■ SET EXERCISE:
It is required that all of the data be written out exactly.

■ DATA ENTRIES:
START

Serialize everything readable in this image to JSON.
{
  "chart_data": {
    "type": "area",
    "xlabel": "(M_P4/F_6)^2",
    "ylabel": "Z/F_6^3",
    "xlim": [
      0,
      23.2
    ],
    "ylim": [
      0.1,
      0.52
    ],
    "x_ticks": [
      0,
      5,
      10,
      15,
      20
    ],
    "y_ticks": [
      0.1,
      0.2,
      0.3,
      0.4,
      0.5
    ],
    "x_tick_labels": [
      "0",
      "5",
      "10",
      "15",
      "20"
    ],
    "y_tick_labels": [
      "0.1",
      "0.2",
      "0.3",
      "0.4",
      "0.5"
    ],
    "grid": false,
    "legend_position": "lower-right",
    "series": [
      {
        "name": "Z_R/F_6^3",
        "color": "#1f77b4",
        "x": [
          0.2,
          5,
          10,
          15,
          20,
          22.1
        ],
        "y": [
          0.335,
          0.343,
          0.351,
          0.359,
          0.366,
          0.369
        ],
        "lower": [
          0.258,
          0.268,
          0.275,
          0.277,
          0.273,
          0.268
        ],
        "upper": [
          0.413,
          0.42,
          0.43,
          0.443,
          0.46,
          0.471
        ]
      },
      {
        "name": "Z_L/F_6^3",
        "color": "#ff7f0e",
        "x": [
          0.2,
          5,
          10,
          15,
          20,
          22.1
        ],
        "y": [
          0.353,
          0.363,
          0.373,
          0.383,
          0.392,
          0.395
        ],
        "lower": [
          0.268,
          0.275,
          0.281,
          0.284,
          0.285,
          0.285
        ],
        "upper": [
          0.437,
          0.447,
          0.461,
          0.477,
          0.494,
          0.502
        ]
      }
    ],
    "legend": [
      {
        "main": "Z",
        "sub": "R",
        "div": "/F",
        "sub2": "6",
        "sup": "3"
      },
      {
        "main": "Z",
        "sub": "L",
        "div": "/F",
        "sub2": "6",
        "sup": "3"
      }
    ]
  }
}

END

■ ANSWER TO THE PROBLEM:
Serialize everything readable in this image to JSON.
{
  "chart_data": {
    "type": "area",
    "xlabel": "(M_P4/F_6)^2",
    "ylabel": "Z/F_6^3",
    "xlim": [
      0,
      23.2
    ],
    "ylim": [
      0.1,
      0.52
    ],
    "x_ticks": [
      0,
      5,
      10,
      15,
      20
    ],
    "y_ticks": [
      0.1,
      0.2,
      0.3,
      0.4,
      0.5
    ],
    "x_tick_labels": [
      "0",
      "5",
      "10",
      "15",
      "20"
    ],
    "y_tick_labels": [
      "0.1",
      "0.2",
      "0.3",
      "0.4",
      "0.5"
    ],
    "grid": false,
    "legend_position": "lower-right",
    "series": [
      {
        "name": "Z_R/F_6^3",
        "color": "#1f77b4",
        "x": [
          0.2,
          5,
          10,
          15,
          20,
          22.1
        ],
        "y": [
          0.335,
          0.343,
          0.351,
          0.359,
          0.366,
          0.369
        ],
        "lower": [
          0.258,
          0.268,
          0.275,
          0.277,
          0.273,
          0.268
        ],
        "upper": [
          0.413,
          0.42,
          0.43,
          0.443,
          0.46,
          0.471
        ]
      },
      {
        "name": "Z_L/F_6^3",
        "color": "#ff7f0e",
        "x": [
          0.2,
          5,
          10,
          15,
          20,
          22.1
        ],
        "y": [
          0.353,
          0.363,
          0.373,
          0.383,
          0.392,
          0.395
        ],
        "lower": [
          0.268,
          0.275,
          0.281,
          0.284,
          0.285,
          0.285
        ],
        "upper": [
          0.437,
          0.447,
          0.461,
          0.477,
          0.494,
          0.502
        ]
      }
    ],
    "legend": [
      {
        "main": "Z",
        "sub": "R",
        "div": "/F",
        "sub2": "6",
        "sup": "3"
      },
      {
        "main": "Z",
        "sub": "L",
        "div": "/F",
        "sub2": "6",
        "sup": "3"
      }
    ]
  }
}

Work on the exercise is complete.